YOUR OBJECTIVE:
Return each line containing "Stroke".

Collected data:
──────────────────────────────

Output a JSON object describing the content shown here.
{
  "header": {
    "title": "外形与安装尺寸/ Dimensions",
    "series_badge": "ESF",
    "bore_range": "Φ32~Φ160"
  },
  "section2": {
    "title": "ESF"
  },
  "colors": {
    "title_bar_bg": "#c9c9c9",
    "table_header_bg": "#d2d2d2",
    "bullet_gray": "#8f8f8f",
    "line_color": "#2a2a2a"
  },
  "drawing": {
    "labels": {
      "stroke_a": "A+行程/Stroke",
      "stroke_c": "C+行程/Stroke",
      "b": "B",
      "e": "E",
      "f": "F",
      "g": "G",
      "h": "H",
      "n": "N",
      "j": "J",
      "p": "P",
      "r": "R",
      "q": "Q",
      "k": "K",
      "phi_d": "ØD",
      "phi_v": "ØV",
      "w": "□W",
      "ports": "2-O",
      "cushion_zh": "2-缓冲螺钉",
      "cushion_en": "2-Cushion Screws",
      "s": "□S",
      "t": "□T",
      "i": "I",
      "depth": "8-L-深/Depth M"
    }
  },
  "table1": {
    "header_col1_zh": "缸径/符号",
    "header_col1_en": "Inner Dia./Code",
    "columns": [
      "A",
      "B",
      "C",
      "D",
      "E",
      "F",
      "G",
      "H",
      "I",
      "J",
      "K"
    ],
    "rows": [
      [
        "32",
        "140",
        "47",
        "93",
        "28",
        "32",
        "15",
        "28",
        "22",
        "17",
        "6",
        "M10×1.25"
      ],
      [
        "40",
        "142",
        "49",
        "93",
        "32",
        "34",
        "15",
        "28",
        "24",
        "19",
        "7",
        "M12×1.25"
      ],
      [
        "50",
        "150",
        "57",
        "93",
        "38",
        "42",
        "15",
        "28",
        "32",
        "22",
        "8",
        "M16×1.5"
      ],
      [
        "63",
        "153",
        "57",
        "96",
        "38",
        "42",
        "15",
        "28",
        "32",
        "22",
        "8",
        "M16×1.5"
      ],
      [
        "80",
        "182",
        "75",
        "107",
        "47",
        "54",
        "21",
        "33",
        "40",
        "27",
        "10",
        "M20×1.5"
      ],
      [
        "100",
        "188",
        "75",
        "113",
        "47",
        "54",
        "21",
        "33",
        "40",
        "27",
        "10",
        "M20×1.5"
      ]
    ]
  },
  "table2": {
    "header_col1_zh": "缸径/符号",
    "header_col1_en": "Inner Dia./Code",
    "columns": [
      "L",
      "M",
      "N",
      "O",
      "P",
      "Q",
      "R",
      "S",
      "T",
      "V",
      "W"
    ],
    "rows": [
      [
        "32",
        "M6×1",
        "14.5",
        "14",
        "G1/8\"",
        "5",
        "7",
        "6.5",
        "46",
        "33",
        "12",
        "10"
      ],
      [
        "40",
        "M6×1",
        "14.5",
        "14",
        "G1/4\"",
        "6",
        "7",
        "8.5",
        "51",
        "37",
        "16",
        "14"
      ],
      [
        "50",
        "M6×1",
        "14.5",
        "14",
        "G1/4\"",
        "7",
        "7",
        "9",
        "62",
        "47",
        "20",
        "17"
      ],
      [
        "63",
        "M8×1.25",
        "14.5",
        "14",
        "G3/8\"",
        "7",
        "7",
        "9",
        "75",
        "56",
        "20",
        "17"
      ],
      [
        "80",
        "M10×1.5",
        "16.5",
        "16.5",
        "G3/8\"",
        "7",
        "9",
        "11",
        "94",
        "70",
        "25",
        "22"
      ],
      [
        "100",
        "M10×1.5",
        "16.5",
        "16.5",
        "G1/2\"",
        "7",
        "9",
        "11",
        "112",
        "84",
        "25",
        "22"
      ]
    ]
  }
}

──────────────────────────────

SOLUTION FOR THIS PROBLEM:
      "stroke_a": "A+行程/Stroke",
      "stroke_c": "C+行程/Stroke",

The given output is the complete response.